— begin —
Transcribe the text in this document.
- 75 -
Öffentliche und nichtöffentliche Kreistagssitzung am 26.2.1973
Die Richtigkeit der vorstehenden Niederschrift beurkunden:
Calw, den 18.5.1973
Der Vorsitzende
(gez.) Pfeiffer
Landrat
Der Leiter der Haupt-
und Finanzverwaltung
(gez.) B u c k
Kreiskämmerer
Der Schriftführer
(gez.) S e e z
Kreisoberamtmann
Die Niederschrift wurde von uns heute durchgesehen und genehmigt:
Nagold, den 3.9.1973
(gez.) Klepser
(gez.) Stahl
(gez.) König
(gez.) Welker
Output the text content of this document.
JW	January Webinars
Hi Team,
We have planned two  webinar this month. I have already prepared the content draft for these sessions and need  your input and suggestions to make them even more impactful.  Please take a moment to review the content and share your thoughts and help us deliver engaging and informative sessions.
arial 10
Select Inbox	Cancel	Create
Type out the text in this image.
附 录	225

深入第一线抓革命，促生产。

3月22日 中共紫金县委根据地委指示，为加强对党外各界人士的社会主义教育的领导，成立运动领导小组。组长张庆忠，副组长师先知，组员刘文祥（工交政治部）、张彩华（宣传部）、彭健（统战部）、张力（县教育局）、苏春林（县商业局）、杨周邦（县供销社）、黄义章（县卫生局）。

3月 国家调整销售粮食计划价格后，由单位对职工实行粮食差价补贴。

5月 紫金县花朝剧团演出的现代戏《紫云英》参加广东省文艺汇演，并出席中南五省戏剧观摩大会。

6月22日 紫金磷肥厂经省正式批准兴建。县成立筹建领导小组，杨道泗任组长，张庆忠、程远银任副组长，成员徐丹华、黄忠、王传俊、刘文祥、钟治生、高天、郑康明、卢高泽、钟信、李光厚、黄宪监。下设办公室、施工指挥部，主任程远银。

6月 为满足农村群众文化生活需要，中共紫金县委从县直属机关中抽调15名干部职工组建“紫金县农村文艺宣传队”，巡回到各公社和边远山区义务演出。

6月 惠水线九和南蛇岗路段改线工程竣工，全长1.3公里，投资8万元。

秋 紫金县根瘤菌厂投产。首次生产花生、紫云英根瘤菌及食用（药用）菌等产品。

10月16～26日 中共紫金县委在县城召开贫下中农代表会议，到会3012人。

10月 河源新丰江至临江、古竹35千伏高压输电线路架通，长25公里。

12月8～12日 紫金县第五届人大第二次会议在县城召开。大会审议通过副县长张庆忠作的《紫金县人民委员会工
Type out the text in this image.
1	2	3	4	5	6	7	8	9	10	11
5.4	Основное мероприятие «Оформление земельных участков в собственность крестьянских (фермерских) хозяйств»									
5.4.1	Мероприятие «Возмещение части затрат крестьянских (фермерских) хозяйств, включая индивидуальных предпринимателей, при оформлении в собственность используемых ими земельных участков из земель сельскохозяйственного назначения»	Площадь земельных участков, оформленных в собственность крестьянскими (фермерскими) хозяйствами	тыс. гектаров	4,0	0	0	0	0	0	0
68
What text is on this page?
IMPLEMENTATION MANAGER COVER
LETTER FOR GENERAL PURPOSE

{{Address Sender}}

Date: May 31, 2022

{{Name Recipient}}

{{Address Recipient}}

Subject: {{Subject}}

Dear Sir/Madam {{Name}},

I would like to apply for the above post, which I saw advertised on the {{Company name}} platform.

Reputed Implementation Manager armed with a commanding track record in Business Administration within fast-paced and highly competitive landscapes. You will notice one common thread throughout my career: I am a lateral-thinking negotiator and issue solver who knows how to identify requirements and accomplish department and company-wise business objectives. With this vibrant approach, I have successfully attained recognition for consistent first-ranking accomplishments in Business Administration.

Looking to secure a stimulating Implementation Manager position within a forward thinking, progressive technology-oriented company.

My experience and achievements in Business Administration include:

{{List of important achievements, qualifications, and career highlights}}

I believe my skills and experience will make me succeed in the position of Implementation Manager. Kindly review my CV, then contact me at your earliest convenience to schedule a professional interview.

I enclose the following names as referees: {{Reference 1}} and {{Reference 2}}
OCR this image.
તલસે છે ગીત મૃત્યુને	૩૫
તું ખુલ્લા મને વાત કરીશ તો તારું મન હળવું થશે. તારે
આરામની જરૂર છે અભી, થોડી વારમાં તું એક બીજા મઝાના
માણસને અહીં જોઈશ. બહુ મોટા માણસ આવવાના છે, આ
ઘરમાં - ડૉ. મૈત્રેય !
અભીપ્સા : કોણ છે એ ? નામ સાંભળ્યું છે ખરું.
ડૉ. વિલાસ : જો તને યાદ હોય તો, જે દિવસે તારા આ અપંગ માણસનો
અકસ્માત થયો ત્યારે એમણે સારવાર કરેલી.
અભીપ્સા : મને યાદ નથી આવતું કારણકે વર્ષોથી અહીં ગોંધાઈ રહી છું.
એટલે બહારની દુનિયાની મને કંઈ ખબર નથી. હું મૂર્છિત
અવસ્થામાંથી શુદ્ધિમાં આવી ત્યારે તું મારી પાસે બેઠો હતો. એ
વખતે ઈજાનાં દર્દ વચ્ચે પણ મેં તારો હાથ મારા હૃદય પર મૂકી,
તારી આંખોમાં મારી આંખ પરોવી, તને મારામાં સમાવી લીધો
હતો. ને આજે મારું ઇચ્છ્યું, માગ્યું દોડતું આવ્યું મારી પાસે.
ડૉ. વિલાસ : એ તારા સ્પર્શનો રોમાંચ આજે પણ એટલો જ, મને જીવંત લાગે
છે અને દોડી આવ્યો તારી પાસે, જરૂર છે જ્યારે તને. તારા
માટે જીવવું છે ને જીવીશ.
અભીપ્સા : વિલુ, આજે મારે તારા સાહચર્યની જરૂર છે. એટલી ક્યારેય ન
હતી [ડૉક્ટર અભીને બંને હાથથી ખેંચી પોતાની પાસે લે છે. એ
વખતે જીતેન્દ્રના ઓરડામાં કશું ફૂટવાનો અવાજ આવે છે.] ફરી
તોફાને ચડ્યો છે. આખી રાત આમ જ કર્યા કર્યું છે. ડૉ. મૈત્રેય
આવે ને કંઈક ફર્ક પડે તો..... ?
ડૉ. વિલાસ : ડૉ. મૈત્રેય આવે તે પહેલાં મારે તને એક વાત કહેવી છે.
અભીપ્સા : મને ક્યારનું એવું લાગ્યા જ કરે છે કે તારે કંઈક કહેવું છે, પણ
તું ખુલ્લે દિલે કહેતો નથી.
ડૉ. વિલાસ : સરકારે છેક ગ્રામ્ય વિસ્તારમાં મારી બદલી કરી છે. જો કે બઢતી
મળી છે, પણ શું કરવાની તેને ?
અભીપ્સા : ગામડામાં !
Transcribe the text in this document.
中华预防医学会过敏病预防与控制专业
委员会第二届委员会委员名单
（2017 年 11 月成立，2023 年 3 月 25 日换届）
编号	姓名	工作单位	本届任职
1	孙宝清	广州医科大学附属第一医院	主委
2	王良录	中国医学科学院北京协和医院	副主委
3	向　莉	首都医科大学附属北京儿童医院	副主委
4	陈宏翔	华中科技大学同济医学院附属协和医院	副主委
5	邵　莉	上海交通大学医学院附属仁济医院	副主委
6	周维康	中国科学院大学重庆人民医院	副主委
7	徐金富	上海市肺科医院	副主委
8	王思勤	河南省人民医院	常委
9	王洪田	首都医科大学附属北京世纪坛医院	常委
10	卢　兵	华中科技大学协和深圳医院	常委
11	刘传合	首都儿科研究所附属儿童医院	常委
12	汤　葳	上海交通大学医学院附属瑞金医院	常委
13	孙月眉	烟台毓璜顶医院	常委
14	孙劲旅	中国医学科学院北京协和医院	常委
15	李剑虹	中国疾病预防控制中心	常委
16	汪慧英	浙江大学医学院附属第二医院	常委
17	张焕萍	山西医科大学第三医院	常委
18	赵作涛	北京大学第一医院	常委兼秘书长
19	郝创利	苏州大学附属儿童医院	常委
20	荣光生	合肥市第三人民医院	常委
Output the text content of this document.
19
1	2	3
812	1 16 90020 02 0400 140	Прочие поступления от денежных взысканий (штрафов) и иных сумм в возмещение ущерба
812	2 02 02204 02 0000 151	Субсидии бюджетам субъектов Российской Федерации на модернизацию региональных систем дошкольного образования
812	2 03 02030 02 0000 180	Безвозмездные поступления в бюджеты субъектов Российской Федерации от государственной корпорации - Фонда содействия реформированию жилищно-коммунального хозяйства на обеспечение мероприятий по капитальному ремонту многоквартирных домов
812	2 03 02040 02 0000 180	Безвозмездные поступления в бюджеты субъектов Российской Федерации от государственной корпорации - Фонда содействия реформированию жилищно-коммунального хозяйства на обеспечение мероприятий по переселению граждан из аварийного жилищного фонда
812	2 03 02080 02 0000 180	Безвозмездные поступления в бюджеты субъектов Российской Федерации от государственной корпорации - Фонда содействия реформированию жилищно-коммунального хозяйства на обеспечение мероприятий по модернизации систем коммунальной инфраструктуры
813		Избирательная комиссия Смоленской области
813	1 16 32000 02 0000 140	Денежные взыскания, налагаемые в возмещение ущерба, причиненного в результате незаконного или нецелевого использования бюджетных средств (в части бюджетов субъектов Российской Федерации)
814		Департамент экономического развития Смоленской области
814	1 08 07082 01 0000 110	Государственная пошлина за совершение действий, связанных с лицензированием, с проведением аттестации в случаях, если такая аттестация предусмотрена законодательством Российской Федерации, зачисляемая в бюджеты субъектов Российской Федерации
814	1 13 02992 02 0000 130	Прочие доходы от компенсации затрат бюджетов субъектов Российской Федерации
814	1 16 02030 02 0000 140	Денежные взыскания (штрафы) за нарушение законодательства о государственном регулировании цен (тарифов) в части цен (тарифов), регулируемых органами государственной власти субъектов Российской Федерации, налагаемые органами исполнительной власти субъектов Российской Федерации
— end —
**PROBLEM**
Track down every line of the material containing the string "содействия", and copy it.

**REPLY TO THE TASK**
812	2 03 02030 02 0000 180	Безвозмездные поступления в бюджеты субъектов Российской Федерации от государственной корпорации - Фонда содействия реформированию жилищно-коммунального хозяйства на обеспечение мероприятий по капитальному ремонту многоквартирных домов
812	2 03 02040 02 0000 180	Безвозмездные поступления в бюджеты субъектов Российской Федерации от государственной корпорации - Фонда содействия реформированию жилищно-коммунального хозяйства на обеспечение мероприятий по переселению граждан из аварийного жилищного фонда
812	2 03 02080 02 0000 180	Безвозмездные поступления в бюджеты субъектов Российской Федерации от государственной корпорации - Фонда содействия реформированию жилищно-коммунального хозяйства на обеспечение мероприятий по модернизации систем коммунальной инфраструктуры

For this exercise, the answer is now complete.